====== Data for the task ======
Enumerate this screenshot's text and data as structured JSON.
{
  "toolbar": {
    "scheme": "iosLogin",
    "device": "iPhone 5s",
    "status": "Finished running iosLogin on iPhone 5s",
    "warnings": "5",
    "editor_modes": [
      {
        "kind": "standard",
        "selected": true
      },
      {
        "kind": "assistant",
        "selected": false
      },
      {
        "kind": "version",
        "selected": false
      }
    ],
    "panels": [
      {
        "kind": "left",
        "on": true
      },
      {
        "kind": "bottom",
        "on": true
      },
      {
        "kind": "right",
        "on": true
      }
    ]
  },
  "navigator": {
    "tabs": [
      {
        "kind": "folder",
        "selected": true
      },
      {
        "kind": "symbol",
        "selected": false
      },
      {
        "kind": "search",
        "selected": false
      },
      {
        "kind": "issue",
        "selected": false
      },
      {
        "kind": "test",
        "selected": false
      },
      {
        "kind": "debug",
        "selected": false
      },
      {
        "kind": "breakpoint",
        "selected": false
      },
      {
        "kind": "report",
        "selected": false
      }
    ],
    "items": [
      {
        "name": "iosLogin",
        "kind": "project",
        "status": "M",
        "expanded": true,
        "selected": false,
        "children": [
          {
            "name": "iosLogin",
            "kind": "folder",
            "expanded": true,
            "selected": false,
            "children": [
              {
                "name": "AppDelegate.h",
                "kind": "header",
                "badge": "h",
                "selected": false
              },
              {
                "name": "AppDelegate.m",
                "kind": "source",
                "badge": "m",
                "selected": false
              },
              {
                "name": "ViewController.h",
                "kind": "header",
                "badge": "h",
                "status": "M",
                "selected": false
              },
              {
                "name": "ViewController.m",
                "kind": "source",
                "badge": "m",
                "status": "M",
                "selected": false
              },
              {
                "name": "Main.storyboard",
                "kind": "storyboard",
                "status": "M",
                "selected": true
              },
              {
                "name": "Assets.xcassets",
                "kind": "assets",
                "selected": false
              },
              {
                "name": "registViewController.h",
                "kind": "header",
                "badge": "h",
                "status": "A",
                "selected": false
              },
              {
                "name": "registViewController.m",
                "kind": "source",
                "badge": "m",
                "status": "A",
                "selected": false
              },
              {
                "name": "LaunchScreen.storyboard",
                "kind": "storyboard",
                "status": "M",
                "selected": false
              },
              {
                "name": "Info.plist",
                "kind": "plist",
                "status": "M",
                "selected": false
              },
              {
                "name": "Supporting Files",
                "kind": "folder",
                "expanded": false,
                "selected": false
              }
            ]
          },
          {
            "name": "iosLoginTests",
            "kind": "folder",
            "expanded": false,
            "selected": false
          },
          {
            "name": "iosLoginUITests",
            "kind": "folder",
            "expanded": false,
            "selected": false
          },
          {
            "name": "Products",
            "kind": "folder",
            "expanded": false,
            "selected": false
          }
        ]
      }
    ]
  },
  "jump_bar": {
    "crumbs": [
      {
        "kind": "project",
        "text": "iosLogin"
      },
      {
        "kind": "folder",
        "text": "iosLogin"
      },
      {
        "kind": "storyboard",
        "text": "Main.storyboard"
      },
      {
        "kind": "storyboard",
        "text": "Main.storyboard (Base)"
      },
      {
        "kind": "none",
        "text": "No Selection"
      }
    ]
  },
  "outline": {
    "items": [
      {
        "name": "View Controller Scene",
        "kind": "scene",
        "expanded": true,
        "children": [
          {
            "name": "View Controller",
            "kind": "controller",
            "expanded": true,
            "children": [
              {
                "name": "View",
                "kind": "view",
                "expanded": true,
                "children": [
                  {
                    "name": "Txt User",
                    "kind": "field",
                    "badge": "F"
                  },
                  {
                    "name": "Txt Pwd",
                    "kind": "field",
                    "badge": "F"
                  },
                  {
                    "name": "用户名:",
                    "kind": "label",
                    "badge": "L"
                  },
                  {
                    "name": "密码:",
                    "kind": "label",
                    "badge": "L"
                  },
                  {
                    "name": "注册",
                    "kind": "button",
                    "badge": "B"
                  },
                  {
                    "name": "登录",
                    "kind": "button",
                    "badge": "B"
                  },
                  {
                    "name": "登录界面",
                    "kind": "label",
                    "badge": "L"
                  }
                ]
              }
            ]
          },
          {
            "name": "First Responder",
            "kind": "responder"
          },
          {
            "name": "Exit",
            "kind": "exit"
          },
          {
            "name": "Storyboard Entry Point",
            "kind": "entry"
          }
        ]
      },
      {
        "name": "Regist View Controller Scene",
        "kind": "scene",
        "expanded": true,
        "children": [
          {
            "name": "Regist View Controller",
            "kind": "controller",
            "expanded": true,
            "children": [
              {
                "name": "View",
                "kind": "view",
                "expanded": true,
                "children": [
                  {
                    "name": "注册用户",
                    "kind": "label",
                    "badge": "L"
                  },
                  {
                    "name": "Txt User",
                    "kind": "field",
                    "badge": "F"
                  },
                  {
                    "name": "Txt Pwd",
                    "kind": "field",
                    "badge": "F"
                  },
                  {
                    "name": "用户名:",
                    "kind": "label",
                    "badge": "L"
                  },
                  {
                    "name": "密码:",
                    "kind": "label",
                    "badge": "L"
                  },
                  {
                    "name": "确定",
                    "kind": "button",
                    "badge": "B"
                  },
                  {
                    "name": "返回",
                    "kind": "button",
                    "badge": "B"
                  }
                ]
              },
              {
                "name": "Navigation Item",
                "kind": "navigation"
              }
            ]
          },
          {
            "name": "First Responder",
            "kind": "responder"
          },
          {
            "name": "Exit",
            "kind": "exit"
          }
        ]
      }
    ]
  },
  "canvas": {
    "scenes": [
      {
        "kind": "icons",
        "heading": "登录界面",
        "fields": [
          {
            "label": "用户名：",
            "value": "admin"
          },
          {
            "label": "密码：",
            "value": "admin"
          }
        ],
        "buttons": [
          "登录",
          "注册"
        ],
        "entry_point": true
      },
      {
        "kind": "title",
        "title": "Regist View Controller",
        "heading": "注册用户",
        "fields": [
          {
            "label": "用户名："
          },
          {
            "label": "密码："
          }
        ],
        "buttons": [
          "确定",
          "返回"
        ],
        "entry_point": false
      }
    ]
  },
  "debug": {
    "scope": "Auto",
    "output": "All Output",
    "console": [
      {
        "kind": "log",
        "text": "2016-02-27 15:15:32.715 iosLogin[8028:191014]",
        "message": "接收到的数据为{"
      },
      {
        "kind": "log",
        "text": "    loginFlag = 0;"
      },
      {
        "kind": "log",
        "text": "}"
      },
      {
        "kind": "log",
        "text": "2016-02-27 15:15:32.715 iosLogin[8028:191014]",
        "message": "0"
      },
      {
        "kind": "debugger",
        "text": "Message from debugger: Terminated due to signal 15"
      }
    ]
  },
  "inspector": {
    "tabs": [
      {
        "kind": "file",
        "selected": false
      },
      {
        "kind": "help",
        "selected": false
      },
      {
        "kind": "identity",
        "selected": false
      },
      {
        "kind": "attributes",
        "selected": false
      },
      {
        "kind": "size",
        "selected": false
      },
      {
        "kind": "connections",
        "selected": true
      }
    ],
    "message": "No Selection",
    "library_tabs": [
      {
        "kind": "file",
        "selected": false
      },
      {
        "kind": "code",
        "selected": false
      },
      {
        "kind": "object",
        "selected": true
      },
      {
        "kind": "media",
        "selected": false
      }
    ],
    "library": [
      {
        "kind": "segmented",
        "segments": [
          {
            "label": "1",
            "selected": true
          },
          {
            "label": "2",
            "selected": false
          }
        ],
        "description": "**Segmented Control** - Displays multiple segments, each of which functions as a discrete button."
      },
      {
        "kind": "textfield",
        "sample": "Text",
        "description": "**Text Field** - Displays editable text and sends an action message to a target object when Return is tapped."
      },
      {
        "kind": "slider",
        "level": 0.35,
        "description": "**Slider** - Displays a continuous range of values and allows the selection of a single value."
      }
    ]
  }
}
======
**Task to complete**: Provide an exact reproduction of all the entries shown above.

**Completed exercise**:
Enumerate this screenshot's text and data as structured JSON.
{
  "toolbar": {
    "scheme": "iosLogin",
    "device": "iPhone 5s",
    "status": "Finished running iosLogin on iPhone 5s",
    "warnings": "5",
    "editor_modes": [
      {
        "kind": "standard",
        "selected": true
      },
      {
        "kind": "assistant",
        "selected": false
      },
      {
        "kind": "version",
        "selected": false
      }
    ],
    "panels": [
      {
        "kind": "left",
        "on": true
      },
      {
        "kind": "bottom",
        "on": true
      },
      {
        "kind": "right",
        "on": true
      }
    ]
  },
  "navigator": {
    "tabs": [
      {
        "kind": "folder",
        "selected": true
      },
      {
        "kind": "symbol",
        "selected": false
      },
      {
        "kind": "search",
        "selected": false
      },
      {
        "kind": "issue",
        "selected": false
      },
      {
        "kind": "test",
        "selected": false
      },
      {
        "kind": "debug",
        "selected": false
      },
      {
        "kind": "breakpoint",
        "selected": false
      },
      {
        "kind": "report",
        "selected": false
      }
    ],
    "items": [
      {
        "name": "iosLogin",
        "kind": "project",
        "status": "M",
        "expanded": true,
        "selected": false,
        "children": [
          {
            "name": "iosLogin",
            "kind": "folder",
            "expanded": true,
            "selected": false,
            "children": [
              {
                "name": "AppDelegate.h",
                "kind": "header",
                "badge": "h",
                "selected": false
              },
              {
                "name": "AppDelegate.m",
                "kind": "source",
                "badge": "m",
                "selected": false
              },
              {
                "name": "ViewController.h",
                "kind": "header",
                "badge": "h",
                "status": "M",
                "selected": false
              },
              {
                "name": "ViewController.m",
                "kind": "source",
                "badge": "m",
                "status": "M",
                "selected": false
              },
              {
                "name": "Main.storyboard",
                "kind": "storyboard",
                "status": "M",
                "selected": true
              },
              {
                "name": "Assets.xcassets",
                "kind": "assets",
                "selected": false
              },
              {
                "name": "registViewController.h",
                "kind": "header",
                "badge": "h",
                "status": "A",
                "selected": false
              },
              {
                "name": "registViewController.m",
                "kind": "source",
                "badge": "m",
                "status": "A",
                "selected": false
              },
              {
                "name": "LaunchScreen.storyboard",
                "kind": "storyboard",
                "status": "M",
                "selected": false
              },
              {
                "name": "Info.plist",
                "kind": "plist",
                "status": "M",
                "selected": false
              },
              {
                "name": "Supporting Files",
                "kind": "folder",
                "expanded": false,
                "selected": false
              }
            ]
          },
          {
            "name": "iosLoginTests",
            "kind": "folder",
            "expanded": false,
            "selected": false
          },
          {
            "name": "iosLoginUITests",
            "kind": "folder",
            "expanded": false,
            "selected": false
          },
          {
            "name": "Products",
            "kind": "folder",
            "expanded": false,
            "selected": false
          }
        ]
      }
    ]
  },
  "jump_bar": {
    "crumbs": [
      {
        "kind": "project",
        "text": "iosLogin"
      },
      {
        "kind": "folder",
        "text": "iosLogin"
      },
      {
        "kind": "storyboard",
        "text": "Main.storyboard"
      },
      {
        "kind": "storyboard",
        "text": "Main.storyboard (Base)"
      },
      {
        "kind": "none",
        "text": "No Selection"
      }
    ]
  },
  "outline": {
    "items": [
      {
        "name": "View Controller Scene",
        "kind": "scene",
        "expanded": true,
        "children": [
          {
            "name": "View Controller",
            "kind": "controller",
            "expanded": true,
            "children": [
              {
                "name": "View",
                "kind": "view",
                "expanded": true,
                "children": [
                  {
                    "name": "Txt User",
                    "kind": "field",
                    "badge": "F"
                  },
                  {
                    "name": "Txt Pwd",
                    "kind": "field",
                    "badge": "F"
                  },
                  {
                    "name": "用户名:",
                    "kind": "label",
                    "badge": "L"
                  },
                  {
                    "name": "密码:",
                    "kind": "label",
                    "badge": "L"
                  },
                  {
                    "name": "注册",
                    "kind": "button",
                    "badge": "B"
                  },
                  {
                    "name": "登录",
                    "kind": "button",
                    "badge": "B"
                  },
                  {
                    "name": "登录界面",
                    "kind": "label",
                    "badge": "L"
                  }
                ]
              }
            ]
          },
          {
            "name": "First Responder",
            "kind": "responder"
          },
          {
            "name": "Exit",
            "kind": "exit"
          },
          {
            "name": "Storyboard Entry Point",
            "kind": "entry"
          }
        ]
      },
      {
        "name": "Regist View Controller Scene",
        "kind": "scene",
        "expanded": true,
        "children": [
          {
            "name": "Regist View Controller",
            "kind": "controller",
            "expanded": true,
            "children": [
              {
                "name": "View",
                "kind": "view",
                "expanded": true,
                "children": [
                  {
                    "name": "注册用户",
                    "kind": "label",
                    "badge": "L"
                  },
                  {
                    "name": "Txt User",
                    "kind": "field",
                    "badge": "F"
                  },
                  {
                    "name": "Txt Pwd",
                    "kind": "field",
                    "badge": "F"
                  },
                  {
                    "name": "用户名:",
                    "kind": "label",
                    "badge": "L"
                  },
                  {
                    "name": "密码:",
                    "kind": "label",
                    "badge": "L"
                  },
                  {
                    "name": "确定",
                    "kind": "button",
                    "badge": "B"
                  },
                  {
                    "name": "返回",
                    "kind": "button",
                    "badge": "B"
                  }
                ]
              },
              {
                "name": "Navigation Item",
                "kind": "navigation"
              }
            ]
          },
          {
            "name": "First Responder",
            "kind": "responder"
          },
          {
            "name": "Exit",
            "kind": "exit"
          }
        ]
      }
    ]
  },
  "canvas": {
    "scenes": [
      {
        "kind": "icons",
        "heading": "登录界面",
        "fields": [
          {
            "label": "用户名：",
            "value": "admin"
          },
          {
            "label": "密码：",
            "value": "admin"
          }
        ],
        "buttons": [
          "登录",
          "注册"
        ],
        "entry_point": true
      },
      {
        "kind": "title",
        "title": "Regist View Controller",
        "heading": "注册用户",
        "fields": [
          {
            "label": "用户名："
          },
          {
            "label": "密码："
          }
        ],
        "buttons": [
          "确定",
          "返回"
        ],
        "entry_point": false
      }
    ]
  },
  "debug": {
    "scope": "Auto",
    "output": "All Output",
    "console": [
      {
        "kind": "log",
        "text": "2016-02-27 15:15:32.715 iosLogin[8028:191014]",
        "message": "接收到的数据为{"
      },
      {
        "kind": "log",
        "text": "    loginFlag = 0;"
      },
      {
        "kind": "log",
        "text": "}"
      },
      {
        "kind": "log",
        "text": "2016-02-27 15:15:32.715 iosLogin[8028:191014]",
        "message": "0"
      },
      {
        "kind": "debugger",
        "text": "Message from debugger: Terminated due to signal 15"
      }
    ]
  },
  "inspector": {
    "tabs": [
      {
        "kind": "file",
        "selected": false
      },
      {
        "kind": "help",
        "selected": false
      },
      {
        "kind": "identity",
        "selected": false
      },
      {
        "kind": "attributes",
        "selected": false
      },
      {
        "kind": "size",
        "selected": false
      },
      {
        "kind": "connections",
        "selected": true
      }
    ],
    "message": "No Selection",
    "library_tabs": [
      {
        "kind": "file",
        "selected": false
      },
      {
        "kind": "code",
        "selected": false
      },
      {
        "kind": "object",
        "selected": true
      },
      {
        "kind": "media",
        "selected": false
      }
    ],
    "library": [
      {
        "kind": "segmented",
        "segments": [
          {
            "label": "1",
            "selected": true
          },
          {
            "label": "2",
            "selected": false
          }
        ],
        "description": "**Segmented Control** - Displays multiple segments, each of which functions as a discrete button."
      },
      {
        "kind": "textfield",
        "sample": "Text",
        "description": "**Text Field** - Displays editable text and sends an action message to a target object when Return is tapped."
      },
      {
        "kind": "slider",
        "level": 0.35,
        "description": "**Slider** - Displays a continuous range of values and allows the selection of a single value."
      }
    ]
  }
}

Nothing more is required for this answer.